*WHAT IS ASKED:* Look for the string "Tuesday" and copy every line that has it.

*DATA SUPPLIED:*
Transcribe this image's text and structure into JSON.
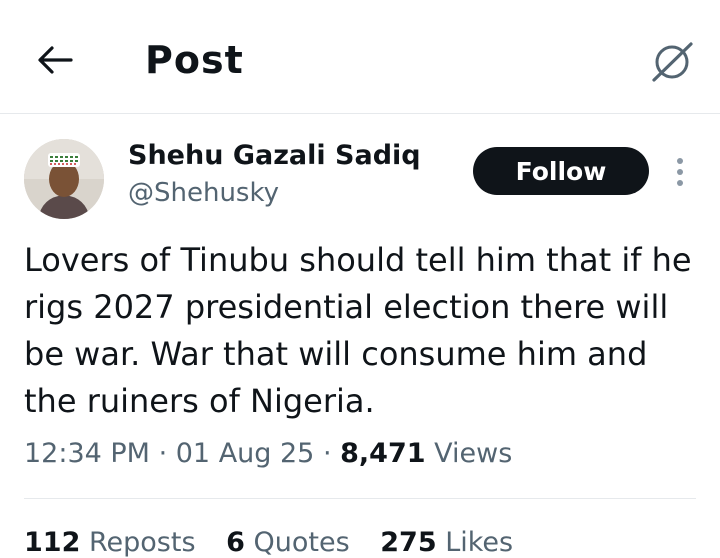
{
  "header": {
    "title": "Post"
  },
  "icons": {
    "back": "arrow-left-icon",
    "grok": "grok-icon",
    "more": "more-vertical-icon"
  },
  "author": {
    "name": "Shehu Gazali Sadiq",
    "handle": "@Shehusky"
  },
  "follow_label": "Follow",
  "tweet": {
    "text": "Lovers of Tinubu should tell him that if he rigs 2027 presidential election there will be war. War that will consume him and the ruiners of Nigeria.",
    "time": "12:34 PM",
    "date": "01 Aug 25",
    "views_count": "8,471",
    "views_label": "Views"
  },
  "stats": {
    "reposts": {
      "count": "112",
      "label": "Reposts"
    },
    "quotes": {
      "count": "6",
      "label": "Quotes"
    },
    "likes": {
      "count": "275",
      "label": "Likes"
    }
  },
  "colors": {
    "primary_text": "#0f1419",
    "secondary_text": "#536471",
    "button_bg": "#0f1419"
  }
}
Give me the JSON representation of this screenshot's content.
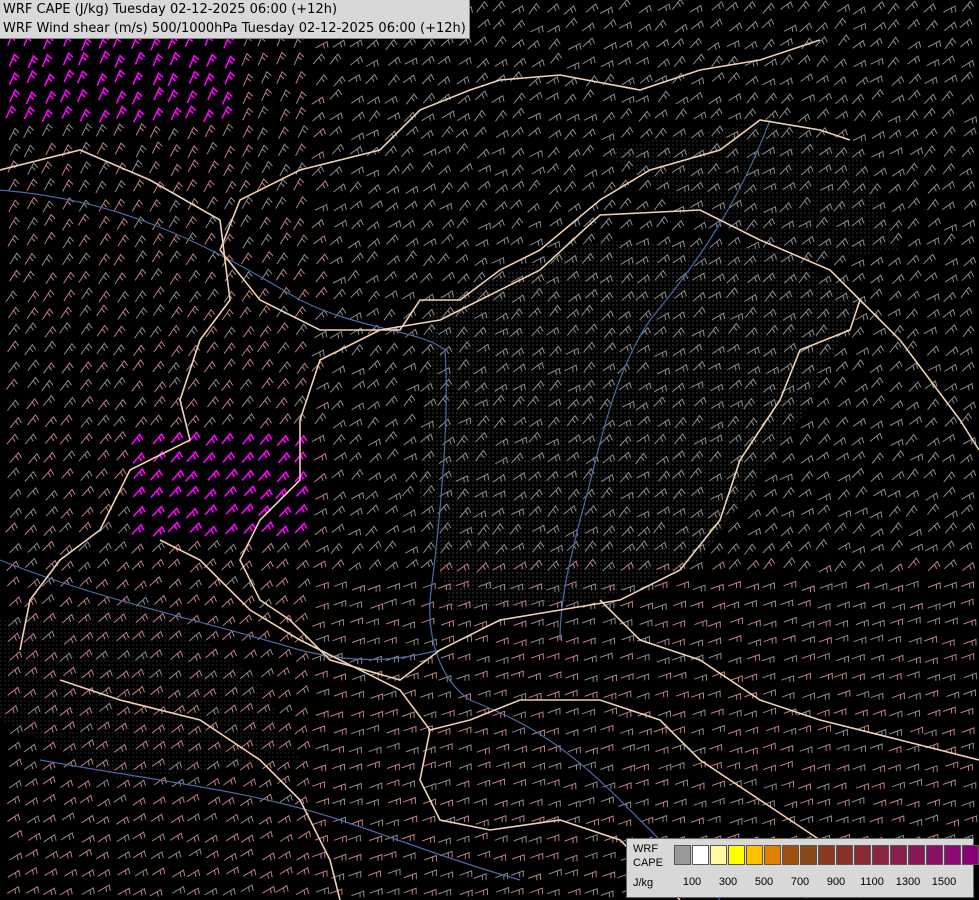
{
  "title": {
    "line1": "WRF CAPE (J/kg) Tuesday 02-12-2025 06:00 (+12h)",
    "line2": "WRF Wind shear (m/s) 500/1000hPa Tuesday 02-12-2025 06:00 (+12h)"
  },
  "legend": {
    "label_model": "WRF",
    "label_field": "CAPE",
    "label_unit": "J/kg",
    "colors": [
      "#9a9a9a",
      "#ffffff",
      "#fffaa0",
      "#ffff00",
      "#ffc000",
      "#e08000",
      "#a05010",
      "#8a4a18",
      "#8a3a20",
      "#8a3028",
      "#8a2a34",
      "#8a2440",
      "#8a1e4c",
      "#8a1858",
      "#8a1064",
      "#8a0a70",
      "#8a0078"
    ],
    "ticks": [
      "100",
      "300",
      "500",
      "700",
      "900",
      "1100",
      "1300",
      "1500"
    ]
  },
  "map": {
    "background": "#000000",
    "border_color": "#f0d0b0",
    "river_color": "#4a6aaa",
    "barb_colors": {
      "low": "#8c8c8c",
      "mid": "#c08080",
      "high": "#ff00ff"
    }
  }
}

*COMPLETE ANSWER:*
    "line1": "WRF CAPE (J/kg) Tuesday 02-12-2025 06:00 (+12h)",
    "line2": "WRF Wind shear (m/s) 500/1000hPa Tuesday 02-12-2025 06:00 (+12h)"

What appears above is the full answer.